Data for the task:
** Begin **

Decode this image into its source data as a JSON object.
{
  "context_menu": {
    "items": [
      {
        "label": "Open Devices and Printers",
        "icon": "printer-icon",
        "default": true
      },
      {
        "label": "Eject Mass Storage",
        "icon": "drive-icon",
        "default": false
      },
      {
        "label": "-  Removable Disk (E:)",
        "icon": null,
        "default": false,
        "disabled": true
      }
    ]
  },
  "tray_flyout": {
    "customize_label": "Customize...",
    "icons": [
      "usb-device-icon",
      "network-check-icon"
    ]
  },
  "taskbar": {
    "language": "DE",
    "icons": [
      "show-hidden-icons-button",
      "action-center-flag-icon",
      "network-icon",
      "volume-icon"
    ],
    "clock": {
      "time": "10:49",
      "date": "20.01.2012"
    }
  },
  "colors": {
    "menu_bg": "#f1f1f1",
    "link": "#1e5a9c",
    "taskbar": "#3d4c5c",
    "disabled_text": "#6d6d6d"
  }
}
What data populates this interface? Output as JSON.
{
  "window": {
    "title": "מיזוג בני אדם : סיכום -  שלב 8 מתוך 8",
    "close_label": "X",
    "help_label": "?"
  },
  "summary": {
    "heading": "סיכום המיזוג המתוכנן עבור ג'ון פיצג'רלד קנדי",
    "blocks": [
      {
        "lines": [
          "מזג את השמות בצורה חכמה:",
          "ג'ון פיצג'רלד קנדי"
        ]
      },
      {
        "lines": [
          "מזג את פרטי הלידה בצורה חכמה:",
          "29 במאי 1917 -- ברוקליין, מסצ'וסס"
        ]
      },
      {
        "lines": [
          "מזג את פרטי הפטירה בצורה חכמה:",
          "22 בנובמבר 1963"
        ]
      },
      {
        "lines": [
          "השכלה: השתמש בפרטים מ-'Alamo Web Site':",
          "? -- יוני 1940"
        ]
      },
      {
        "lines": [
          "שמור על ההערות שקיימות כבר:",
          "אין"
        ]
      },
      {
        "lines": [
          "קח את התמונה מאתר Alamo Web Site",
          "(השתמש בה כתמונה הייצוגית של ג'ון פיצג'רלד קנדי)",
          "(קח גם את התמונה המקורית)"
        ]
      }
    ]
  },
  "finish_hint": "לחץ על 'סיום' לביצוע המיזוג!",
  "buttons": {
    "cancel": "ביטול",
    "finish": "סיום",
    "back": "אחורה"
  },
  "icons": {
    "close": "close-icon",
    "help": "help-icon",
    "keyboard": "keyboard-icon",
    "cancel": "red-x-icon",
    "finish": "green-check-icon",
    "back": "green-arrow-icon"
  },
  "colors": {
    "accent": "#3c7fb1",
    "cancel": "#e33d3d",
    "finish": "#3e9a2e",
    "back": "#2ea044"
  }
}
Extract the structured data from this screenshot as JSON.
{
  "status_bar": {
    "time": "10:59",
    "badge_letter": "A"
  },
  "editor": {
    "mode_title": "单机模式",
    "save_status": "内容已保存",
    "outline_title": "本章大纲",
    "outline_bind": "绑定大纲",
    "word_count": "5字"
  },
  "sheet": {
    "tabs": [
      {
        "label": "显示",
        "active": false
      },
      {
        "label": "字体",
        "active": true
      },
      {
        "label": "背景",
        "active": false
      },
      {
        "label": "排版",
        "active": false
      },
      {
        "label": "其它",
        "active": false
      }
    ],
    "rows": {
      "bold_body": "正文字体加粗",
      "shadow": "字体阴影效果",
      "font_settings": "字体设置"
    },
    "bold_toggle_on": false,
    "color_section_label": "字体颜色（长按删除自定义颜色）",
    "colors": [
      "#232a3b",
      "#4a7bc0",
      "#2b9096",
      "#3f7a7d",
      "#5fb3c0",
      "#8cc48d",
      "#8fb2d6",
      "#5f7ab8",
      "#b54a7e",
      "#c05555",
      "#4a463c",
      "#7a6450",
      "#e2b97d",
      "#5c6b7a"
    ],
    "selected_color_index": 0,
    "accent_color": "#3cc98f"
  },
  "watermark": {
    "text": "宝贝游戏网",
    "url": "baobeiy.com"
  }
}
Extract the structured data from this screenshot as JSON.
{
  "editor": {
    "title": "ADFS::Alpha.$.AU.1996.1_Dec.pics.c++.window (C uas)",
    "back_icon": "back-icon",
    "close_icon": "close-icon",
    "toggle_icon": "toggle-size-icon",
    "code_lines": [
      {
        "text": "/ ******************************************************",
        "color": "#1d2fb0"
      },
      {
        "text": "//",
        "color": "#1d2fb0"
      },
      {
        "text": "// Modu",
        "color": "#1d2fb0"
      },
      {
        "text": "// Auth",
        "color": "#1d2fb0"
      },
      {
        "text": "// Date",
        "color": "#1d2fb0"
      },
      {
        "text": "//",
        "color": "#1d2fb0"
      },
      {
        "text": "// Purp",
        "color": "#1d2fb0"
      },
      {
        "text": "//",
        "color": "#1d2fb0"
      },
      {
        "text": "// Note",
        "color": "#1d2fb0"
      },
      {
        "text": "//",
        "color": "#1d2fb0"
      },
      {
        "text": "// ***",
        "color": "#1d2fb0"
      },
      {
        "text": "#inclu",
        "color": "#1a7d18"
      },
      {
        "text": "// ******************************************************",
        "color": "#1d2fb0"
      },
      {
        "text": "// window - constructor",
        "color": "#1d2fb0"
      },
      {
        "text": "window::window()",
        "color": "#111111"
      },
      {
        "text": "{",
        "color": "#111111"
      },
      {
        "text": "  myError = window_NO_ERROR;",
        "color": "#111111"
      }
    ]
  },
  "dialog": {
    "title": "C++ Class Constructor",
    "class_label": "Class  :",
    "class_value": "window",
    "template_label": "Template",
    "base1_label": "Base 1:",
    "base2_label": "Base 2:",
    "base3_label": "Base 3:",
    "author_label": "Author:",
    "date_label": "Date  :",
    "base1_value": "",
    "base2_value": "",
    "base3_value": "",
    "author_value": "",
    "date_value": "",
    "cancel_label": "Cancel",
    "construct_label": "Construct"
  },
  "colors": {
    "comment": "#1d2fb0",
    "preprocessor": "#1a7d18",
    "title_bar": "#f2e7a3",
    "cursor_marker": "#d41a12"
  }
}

** End **

Exactly as written, please output every entry.

Finished task:
Decode this image into its source data as a JSON object.
{
  "context_menu": {
    "items": [
      {
        "label": "Open Devices and Printers",
        "icon": "printer-icon",
        "default": true
      },
      {
        "label": "Eject Mass Storage",
        "icon": "drive-icon",
        "default": false
      },
      {
        "label": "-  Removable Disk (E:)",
        "icon": null,
        "default": false,
        "disabled": true
      }
    ]
  },
  "tray_flyout": {
    "customize_label": "Customize...",
    "icons": [
      "usb-device-icon",
      "network-check-icon"
    ]
  },
  "taskbar": {
    "language": "DE",
    "icons": [
      "show-hidden-icons-button",
      "action-center-flag-icon",
      "network-icon",
      "volume-icon"
    ],
    "clock": {
      "time": "10:49",
      "date": "20.01.2012"
    }
  },
  "colors": {
    "menu_bg": "#f1f1f1",
    "link": "#1e5a9c",
    "taskbar": "#3d4c5c",
    "disabled_text": "#6d6d6d"
  }
}
What data populates this interface? Output as JSON.
{
  "window": {
    "title": "מיזוג בני אדם : סיכום -  שלב 8 מתוך 8",
    "close_label": "X",
    "help_label": "?"
  },
  "summary": {
    "heading": "סיכום המיזוג המתוכנן עבור ג'ון פיצג'רלד קנדי",
    "blocks": [
      {
        "lines": [
          "מזג את השמות בצורה חכמה:",
          "ג'ון פיצג'רלד קנדי"
        ]
      },
      {
        "lines": [
          "מזג את פרטי הלידה בצורה חכמה:",
          "29 במאי 1917 -- ברוקליין, מסצ'וסס"
        ]
      },
      {
        "lines": [
          "מזג את פרטי הפטירה בצורה חכמה:",
          "22 בנובמבר 1963"
        ]
      },
      {
        "lines": [
          "השכלה: השתמש בפרטים מ-'Alamo Web Site':",
          "? -- יוני 1940"
        ]
      },
      {
        "lines": [
          "שמור על ההערות שקיימות כבר:",
          "אין"
        ]
      },
      {
        "lines": [
          "קח את התמונה מאתר Alamo Web Site",
          "(השתמש בה כתמונה הייצוגית של ג'ון פיצג'רלד קנדי)",
          "(קח גם את התמונה המקורית)"
        ]
      }
    ]
  },
  "finish_hint": "לחץ על 'סיום' לביצוע המיזוג!",
  "buttons": {
    "cancel": "ביטול",
    "finish": "סיום",
    "back": "אחורה"
  },
  "icons": {
    "close": "close-icon",
    "help": "help-icon",
    "keyboard": "keyboard-icon",
    "cancel": "red-x-icon",
    "finish": "green-check-icon",
    "back": "green-arrow-icon"
  },
  "colors": {
    "accent": "#3c7fb1",
    "cancel": "#e33d3d",
    "finish": "#3e9a2e",
    "back": "#2ea044"
  }
}
Extract the structured data from this screenshot as JSON.
{
  "status_bar": {
    "time": "10:59",
    "badge_letter": "A"
  },
  "editor": {
    "mode_title": "单机模式",
    "save_status": "内容已保存",
    "outline_title": "本章大纲",
    "outline_bind": "绑定大纲",
    "word_count": "5字"
  },
  "sheet": {
    "tabs": [
      {
        "label": "显示",
        "active": false
      },
      {
        "label": "字体",
        "active": true
      },
      {
        "label": "背景",
        "active": false
      },
      {
        "label": "排版",
        "active": false
      },
      {
        "label": "其它",
        "active": false
      }
    ],
    "rows": {
      "bold_body": "正文字体加粗",
      "shadow": "字体阴影效果",
      "font_settings": "字体设置"
    },
    "bold_toggle_on": false,
    "color_section_label": "字体颜色（长按删除自定义颜色）",
    "colors": [
      "#232a3b",
      "#4a7bc0",
      "#2b9096",
      "#3f7a7d",
      "#5fb3c0",
      "#8cc48d",
      "#8fb2d6",
      "#5f7ab8",
      "#b54a7e",
      "#c05555",
      "#4a463c",
      "#7a6450",
      "#e2b97d",
      "#5c6b7a"
    ],
    "selected_color_index": 0,
    "accent_color": "#3cc98f"
  },
  "watermark": {
    "text": "宝贝游戏网",
    "url": "baobeiy.com"
  }
}
Extract the structured data from this screenshot as JSON.
{
  "editor": {
    "title": "ADFS::Alpha.$.AU.1996.1_Dec.pics.c++.window (C uas)",
    "back_icon": "back-icon",
    "close_icon": "close-icon",
    "toggle_icon": "toggle-size-icon",
    "code_lines": [
      {
        "text": "/ ******************************************************",
        "color": "#1d2fb0"
      },
      {
        "text": "//",
        "color": "#1d2fb0"
      },
      {
        "text": "// Modu",
        "color": "#1d2fb0"
      },
      {
        "text": "// Auth",
        "color": "#1d2fb0"
      },
      {
        "text": "// Date",
        "color": "#1d2fb0"
      },
      {
        "text": "//",
        "color": "#1d2fb0"
      },
      {
        "text": "// Purp",
        "color": "#1d2fb0"
      },
      {
        "text": "//",
        "color": "#1d2fb0"
      },
      {
        "text": "// Note",
        "color": "#1d2fb0"
      },
      {
        "text": "//",
        "color": "#1d2fb0"
      },
      {
        "text": "// ***",
        "color": "#1d2fb0"
      },
      {
        "text": "#inclu",
        "color": "#1a7d18"
      },
      {
        "text": "// ******************************************************",
        "color": "#1d2fb0"
      },
      {
        "text": "// window - constructor",
        "color": "#1d2fb0"
      },
      {
        "text": "window::window()",
        "color": "#111111"
      },
      {
        "text": "{",
        "color": "#111111"
      },
      {
        "text": "  myError = window_NO_ERROR;",
        "color": "#111111"
      }
    ]
  },
  "dialog": {
    "title": "C++ Class Constructor",
    "class_label": "Class  :",
    "class_value": "window",
    "template_label": "Template",
    "base1_label": "Base 1:",
    "base2_label": "Base 2:",
    "base3_label": "Base 3:",
    "author_label": "Author:",
    "date_label": "Date  :",
    "base1_value": "",
    "base2_value": "",
    "base3_value": "",
    "author_value": "",
    "date_value": "",
    "cancel_label": "Cancel",
    "construct_label": "Construct"
  },
  "colors": {
    "comment": "#1d2fb0",
    "preprocessor": "#1a7d18",
    "title_bar": "#f2e7a3",
    "cursor_marker": "#d41a12"
  }
}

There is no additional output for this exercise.